#### Exercise prompt:
Omit every image, and transcribe the remaining entries exactly as given.

---- Record set

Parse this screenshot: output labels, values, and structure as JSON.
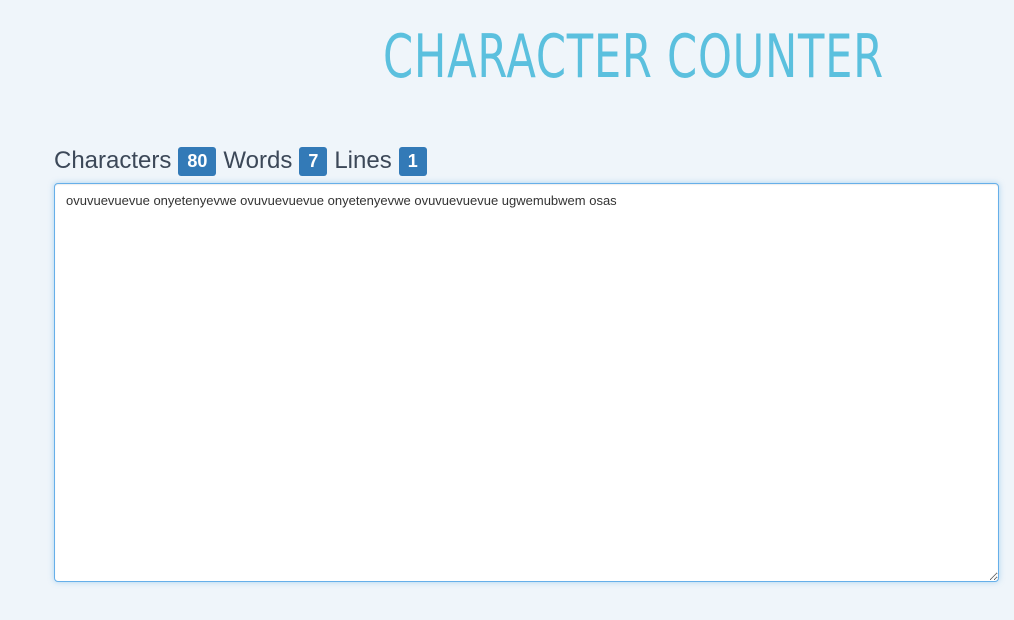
{
  "header": {
    "title": "CHARACTER COUNTER"
  },
  "stats": {
    "characters_label": "Characters",
    "characters_count": "80",
    "words_label": "Words",
    "words_count": "7",
    "lines_label": "Lines",
    "lines_count": "1"
  },
  "editor": {
    "value": "ovuvuevuevue onyetenyevwe ovuvuevuevue onyetenyevwe ovuvuevuevue ugwemubwem osas"
  },
  "colors": {
    "title": "#5bc0de",
    "badge": "#337ab7",
    "background": "#eff5fa",
    "focus_border": "#66afe9"
  }
}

--------

#### Task output:
Parse this screenshot: output labels, values, and structure as JSON.
{
  "header": {
    "title": "CHARACTER COUNTER"
  },
  "stats": {
    "characters_label": "Characters",
    "characters_count": "80",
    "words_label": "Words",
    "words_count": "7",
    "lines_label": "Lines",
    "lines_count": "1"
  },
  "editor": {
    "value": "ovuvuevuevue onyetenyevwe ovuvuevuevue onyetenyevwe ovuvuevuevue ugwemubwem osas"
  },
  "colors": {
    "title": "#5bc0de",
    "badge": "#337ab7",
    "background": "#eff5fa",
    "focus_border": "#66afe9"
  }
}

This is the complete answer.